[What the exercise asks] What lines of the data hold the string "xlabel"? Pull each one out.

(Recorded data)
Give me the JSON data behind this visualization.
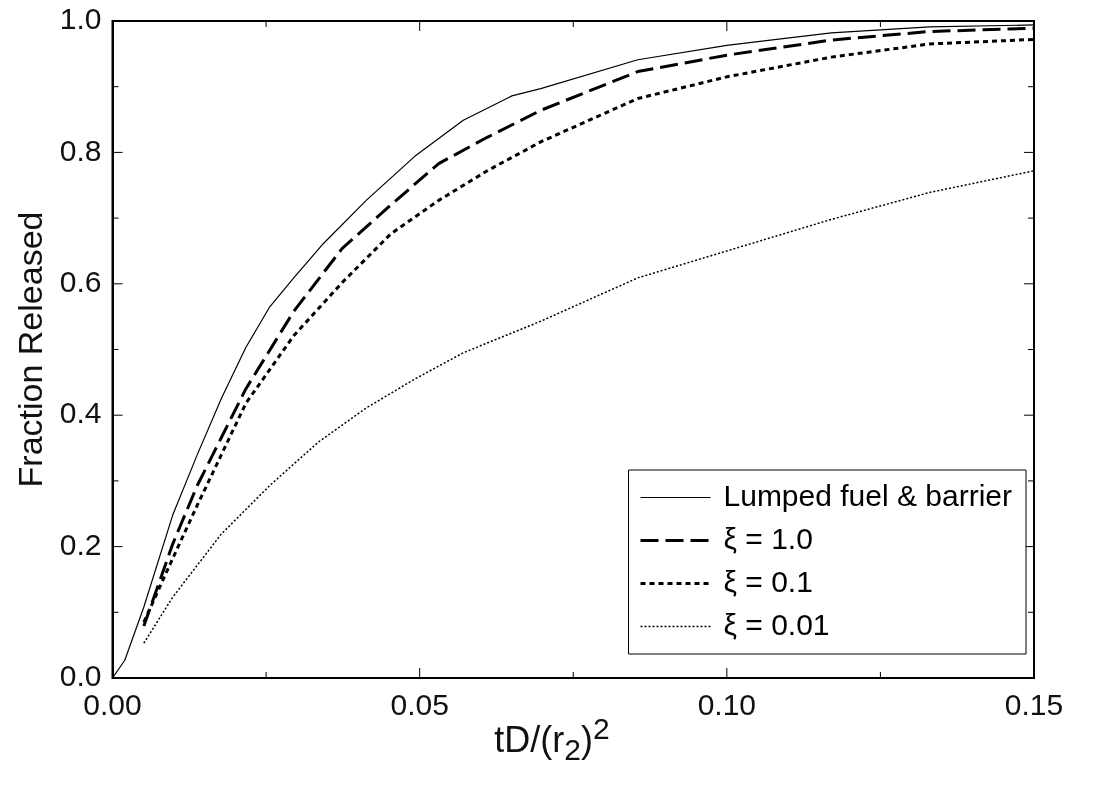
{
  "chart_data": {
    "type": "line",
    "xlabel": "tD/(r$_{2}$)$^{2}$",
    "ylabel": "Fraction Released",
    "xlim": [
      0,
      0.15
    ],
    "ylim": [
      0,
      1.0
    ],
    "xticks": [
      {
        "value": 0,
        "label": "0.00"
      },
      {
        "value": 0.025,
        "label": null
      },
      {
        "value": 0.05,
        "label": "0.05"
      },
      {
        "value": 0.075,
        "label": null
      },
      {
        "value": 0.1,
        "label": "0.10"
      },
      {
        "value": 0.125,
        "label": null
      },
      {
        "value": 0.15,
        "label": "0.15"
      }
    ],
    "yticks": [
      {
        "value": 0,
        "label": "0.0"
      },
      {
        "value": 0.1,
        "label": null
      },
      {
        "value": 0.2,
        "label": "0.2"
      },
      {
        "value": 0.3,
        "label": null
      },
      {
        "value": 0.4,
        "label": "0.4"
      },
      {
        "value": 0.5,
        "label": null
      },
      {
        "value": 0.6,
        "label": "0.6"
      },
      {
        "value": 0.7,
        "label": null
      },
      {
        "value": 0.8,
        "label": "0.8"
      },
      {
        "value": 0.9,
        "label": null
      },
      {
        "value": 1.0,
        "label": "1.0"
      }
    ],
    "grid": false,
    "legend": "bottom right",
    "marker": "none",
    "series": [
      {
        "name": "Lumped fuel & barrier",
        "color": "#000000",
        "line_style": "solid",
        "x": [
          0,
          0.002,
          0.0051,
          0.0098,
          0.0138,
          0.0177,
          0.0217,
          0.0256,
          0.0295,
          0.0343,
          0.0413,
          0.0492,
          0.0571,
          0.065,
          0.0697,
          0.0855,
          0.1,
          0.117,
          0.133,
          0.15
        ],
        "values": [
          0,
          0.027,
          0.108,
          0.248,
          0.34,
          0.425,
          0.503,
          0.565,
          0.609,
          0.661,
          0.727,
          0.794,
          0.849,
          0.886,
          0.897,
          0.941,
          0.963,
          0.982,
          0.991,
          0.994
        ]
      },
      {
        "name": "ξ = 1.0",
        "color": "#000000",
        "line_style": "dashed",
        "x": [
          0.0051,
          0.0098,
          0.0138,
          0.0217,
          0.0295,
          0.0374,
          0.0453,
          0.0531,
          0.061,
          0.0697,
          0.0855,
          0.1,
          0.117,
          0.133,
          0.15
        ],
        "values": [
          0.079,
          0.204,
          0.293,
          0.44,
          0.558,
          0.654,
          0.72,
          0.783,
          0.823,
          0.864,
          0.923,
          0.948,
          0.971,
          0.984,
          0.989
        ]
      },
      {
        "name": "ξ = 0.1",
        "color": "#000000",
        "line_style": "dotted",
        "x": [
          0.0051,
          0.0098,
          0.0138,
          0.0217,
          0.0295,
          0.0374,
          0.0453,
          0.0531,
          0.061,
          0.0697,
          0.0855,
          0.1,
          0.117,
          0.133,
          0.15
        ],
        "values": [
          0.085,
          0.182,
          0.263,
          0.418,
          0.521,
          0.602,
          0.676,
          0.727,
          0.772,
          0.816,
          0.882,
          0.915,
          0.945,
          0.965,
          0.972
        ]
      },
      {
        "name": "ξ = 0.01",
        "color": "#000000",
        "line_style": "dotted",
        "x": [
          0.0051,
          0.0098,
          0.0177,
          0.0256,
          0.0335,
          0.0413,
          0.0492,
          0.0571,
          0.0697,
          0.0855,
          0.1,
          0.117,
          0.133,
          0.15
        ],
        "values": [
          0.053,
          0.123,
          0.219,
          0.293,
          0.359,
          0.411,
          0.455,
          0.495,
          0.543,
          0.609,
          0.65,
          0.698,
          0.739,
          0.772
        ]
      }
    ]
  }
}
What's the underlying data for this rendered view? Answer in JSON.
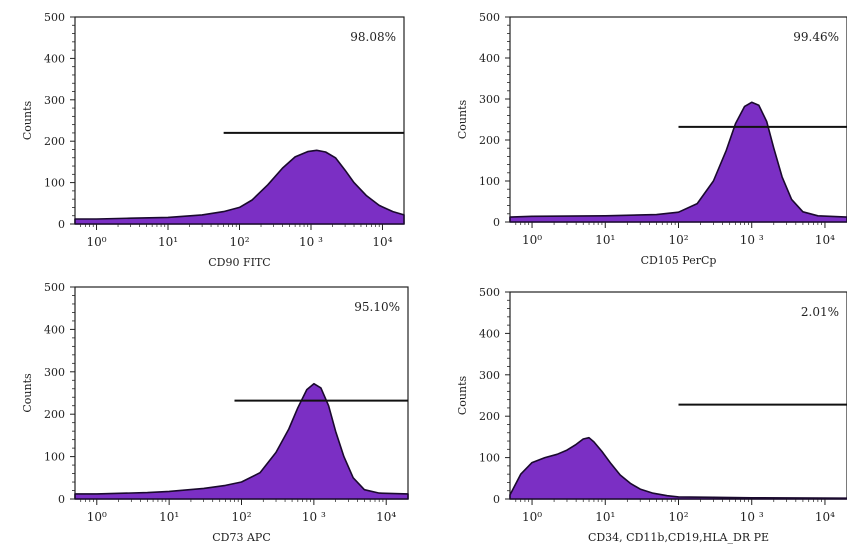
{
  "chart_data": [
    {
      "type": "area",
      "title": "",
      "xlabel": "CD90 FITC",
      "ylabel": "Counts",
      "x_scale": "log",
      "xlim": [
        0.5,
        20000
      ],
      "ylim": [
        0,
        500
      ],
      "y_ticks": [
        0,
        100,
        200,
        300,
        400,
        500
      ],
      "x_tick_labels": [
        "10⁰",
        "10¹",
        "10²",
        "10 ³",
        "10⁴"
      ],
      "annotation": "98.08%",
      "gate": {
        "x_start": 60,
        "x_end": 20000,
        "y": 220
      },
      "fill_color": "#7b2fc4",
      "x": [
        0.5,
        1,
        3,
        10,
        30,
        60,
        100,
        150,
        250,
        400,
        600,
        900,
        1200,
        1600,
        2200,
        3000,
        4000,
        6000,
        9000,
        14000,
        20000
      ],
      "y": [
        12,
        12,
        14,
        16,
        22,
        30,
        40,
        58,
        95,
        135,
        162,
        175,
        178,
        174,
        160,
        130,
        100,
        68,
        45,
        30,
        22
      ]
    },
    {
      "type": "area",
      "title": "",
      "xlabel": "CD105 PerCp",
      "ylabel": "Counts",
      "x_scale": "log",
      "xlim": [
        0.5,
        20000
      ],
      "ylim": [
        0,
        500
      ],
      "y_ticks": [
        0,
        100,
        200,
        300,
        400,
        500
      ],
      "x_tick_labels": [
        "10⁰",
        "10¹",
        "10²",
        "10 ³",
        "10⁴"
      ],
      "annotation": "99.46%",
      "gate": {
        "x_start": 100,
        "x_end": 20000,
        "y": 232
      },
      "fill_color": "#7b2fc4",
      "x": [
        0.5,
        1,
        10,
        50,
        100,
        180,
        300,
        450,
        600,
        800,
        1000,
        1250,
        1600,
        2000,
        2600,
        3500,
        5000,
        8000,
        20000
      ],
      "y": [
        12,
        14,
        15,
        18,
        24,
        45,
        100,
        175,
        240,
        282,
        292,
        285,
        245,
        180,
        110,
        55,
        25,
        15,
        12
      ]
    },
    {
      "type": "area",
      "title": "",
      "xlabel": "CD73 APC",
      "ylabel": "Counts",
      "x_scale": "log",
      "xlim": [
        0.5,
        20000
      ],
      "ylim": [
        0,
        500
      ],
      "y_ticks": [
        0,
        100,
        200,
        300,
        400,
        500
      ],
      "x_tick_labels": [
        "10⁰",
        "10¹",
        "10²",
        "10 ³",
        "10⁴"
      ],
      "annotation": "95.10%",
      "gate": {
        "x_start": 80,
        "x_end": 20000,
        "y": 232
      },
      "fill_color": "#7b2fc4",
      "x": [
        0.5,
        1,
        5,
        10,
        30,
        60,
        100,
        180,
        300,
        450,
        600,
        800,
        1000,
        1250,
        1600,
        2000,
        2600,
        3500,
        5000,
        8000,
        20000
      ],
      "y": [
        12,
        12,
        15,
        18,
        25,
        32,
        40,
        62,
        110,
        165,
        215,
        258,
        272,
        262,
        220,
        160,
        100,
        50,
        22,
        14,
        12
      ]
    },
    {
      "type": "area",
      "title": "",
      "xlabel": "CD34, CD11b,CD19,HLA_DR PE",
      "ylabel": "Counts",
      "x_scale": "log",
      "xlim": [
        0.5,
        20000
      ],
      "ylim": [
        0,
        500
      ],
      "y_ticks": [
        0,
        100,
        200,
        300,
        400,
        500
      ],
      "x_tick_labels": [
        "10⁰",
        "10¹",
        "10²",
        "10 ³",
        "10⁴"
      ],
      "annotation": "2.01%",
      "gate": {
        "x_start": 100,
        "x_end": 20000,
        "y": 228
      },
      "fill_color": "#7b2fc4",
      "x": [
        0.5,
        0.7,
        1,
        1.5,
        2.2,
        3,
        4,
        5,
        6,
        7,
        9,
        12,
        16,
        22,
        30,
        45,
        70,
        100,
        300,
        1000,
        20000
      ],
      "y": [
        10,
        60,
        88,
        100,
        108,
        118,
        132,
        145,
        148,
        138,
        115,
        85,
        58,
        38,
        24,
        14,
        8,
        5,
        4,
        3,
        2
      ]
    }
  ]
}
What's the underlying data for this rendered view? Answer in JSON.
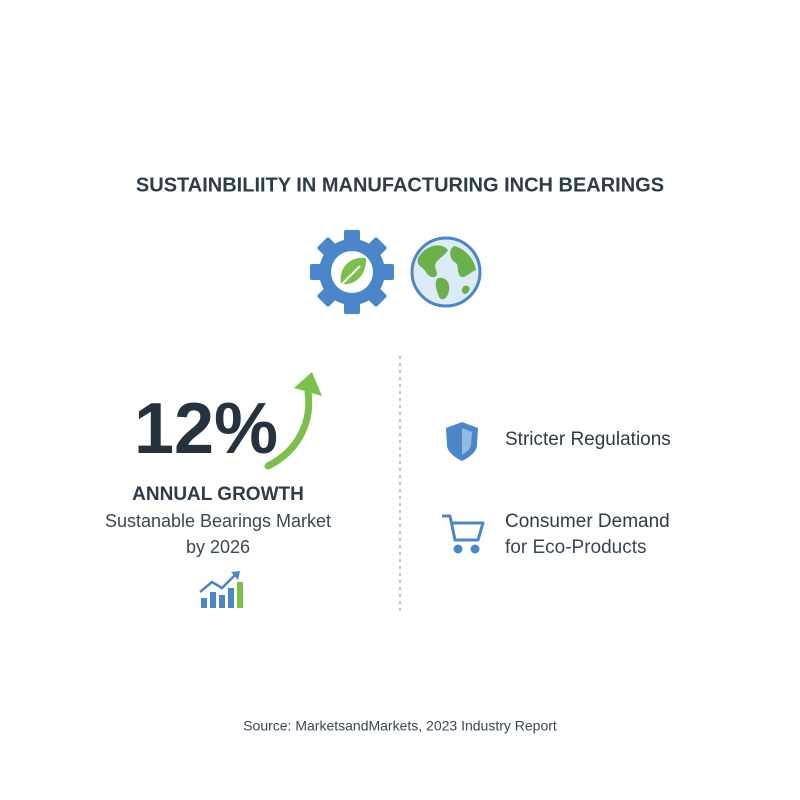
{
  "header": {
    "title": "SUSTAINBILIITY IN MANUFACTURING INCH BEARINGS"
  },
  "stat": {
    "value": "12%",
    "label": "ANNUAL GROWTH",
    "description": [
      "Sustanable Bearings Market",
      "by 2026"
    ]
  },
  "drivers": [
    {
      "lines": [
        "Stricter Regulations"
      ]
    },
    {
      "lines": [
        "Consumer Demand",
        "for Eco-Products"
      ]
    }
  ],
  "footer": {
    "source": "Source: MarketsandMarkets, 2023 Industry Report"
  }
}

[Exercise solution]
    "xlabel": "tD/(r$_{2}$)$^{2}$",
      "xlabel": "CD90 FITC",
      "xlabel": "CD105 PerCp",
      "xlabel": "CD73 APC",
      "xlabel": "CD34, CD11b,CD19,HLA_DR PE",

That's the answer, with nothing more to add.